[Goal] List each line of the data in which the string "importance" appears.

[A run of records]
□ □ □ □ □ □ □

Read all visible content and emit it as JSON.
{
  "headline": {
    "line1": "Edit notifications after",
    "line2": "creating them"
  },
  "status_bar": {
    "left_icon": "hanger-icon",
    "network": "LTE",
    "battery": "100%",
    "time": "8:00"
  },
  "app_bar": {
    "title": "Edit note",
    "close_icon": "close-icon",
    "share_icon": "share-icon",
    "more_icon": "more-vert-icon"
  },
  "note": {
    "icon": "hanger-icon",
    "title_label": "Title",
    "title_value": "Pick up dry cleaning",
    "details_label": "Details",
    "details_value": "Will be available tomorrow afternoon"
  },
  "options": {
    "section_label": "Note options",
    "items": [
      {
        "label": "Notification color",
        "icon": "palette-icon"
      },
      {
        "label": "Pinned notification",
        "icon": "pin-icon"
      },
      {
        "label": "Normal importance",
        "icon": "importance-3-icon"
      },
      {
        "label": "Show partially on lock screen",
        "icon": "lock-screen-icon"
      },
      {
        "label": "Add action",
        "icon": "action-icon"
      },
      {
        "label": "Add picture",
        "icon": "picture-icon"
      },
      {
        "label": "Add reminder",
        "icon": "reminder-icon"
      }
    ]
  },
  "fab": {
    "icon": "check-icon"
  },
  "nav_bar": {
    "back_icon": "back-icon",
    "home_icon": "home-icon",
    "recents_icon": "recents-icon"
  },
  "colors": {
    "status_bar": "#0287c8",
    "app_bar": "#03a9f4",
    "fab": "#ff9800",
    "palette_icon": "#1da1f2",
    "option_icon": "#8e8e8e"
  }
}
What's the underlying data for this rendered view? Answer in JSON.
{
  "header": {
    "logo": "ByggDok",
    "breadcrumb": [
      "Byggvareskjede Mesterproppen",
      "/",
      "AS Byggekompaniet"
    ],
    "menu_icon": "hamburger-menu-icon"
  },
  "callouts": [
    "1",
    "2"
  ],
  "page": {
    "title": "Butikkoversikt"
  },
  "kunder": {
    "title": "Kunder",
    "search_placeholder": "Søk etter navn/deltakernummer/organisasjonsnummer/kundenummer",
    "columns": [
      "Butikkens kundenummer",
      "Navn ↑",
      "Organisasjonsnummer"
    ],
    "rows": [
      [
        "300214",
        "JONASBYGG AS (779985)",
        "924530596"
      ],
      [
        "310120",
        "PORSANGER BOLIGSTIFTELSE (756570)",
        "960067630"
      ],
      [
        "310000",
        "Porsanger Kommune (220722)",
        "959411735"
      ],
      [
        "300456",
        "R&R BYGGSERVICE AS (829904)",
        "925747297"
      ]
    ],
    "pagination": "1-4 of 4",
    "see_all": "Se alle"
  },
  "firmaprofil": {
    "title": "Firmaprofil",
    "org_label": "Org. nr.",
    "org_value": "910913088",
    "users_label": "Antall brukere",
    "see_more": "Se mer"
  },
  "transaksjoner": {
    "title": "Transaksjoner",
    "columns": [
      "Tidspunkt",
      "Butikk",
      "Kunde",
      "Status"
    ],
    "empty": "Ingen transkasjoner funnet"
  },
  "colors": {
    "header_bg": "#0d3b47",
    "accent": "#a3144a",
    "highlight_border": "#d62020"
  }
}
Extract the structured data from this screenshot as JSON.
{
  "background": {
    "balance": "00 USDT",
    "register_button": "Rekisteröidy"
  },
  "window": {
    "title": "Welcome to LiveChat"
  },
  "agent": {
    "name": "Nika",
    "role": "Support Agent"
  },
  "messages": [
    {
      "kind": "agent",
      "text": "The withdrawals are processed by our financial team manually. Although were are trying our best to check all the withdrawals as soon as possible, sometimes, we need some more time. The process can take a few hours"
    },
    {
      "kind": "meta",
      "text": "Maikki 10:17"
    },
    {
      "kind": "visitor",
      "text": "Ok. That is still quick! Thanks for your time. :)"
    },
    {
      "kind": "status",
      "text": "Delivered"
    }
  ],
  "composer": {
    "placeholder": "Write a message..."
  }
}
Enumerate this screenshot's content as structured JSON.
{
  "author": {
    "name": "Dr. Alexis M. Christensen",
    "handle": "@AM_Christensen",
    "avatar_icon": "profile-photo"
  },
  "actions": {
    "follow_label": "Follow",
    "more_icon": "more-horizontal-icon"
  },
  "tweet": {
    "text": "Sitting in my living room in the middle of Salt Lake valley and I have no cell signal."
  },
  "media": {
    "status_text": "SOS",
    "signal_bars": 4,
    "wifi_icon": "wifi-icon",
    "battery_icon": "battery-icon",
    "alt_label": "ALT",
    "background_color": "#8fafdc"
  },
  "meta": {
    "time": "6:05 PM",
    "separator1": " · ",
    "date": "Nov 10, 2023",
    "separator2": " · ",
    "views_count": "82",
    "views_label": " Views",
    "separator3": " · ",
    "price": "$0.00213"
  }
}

□ □ □ □ □ □ □

[Full solution]
        "label": "Normal importance",
        "icon": "importance-3-icon"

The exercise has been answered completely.